*** ENTRIES SUPPLIED ***
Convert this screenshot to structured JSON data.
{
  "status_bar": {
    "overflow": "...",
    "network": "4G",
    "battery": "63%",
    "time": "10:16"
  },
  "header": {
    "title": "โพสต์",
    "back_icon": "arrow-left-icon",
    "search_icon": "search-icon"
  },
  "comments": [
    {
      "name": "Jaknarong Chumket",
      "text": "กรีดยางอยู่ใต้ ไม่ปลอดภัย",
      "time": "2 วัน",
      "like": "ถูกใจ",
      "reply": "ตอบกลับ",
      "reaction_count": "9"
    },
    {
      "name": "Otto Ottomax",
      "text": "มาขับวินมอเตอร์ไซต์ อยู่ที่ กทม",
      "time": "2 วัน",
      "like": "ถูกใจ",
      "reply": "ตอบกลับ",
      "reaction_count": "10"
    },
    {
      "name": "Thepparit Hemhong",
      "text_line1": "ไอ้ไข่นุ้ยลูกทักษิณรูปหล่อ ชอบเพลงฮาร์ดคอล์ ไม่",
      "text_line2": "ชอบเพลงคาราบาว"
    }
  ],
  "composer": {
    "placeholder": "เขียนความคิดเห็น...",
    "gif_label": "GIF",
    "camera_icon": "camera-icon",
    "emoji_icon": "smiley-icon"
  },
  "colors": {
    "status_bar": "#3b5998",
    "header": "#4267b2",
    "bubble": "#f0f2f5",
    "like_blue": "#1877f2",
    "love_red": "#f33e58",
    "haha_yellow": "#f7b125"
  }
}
***
WHAT IS ASKED -> Quote the entire listing above exactly.

ANSWER TO THE PROBLEM ->
Convert this screenshot to structured JSON data.
{
  "status_bar": {
    "overflow": "...",
    "network": "4G",
    "battery": "63%",
    "time": "10:16"
  },
  "header": {
    "title": "โพสต์",
    "back_icon": "arrow-left-icon",
    "search_icon": "search-icon"
  },
  "comments": [
    {
      "name": "Jaknarong Chumket",
      "text": "กรีดยางอยู่ใต้ ไม่ปลอดภัย",
      "time": "2 วัน",
      "like": "ถูกใจ",
      "reply": "ตอบกลับ",
      "reaction_count": "9"
    },
    {
      "name": "Otto Ottomax",
      "text": "มาขับวินมอเตอร์ไซต์ อยู่ที่ กทม",
      "time": "2 วัน",
      "like": "ถูกใจ",
      "reply": "ตอบกลับ",
      "reaction_count": "10"
    },
    {
      "name": "Thepparit Hemhong",
      "text_line1": "ไอ้ไข่นุ้ยลูกทักษิณรูปหล่อ ชอบเพลงฮาร์ดคอล์ ไม่",
      "text_line2": "ชอบเพลงคาราบาว"
    }
  ],
  "composer": {
    "placeholder": "เขียนความคิดเห็น...",
    "gif_label": "GIF",
    "camera_icon": "camera-icon",
    "emoji_icon": "smiley-icon"
  },
  "colors": {
    "status_bar": "#3b5998",
    "header": "#4267b2",
    "bubble": "#f0f2f5",
    "like_blue": "#1877f2",
    "love_red": "#f33e58",
    "haha_yellow": "#f7b125"
  }
}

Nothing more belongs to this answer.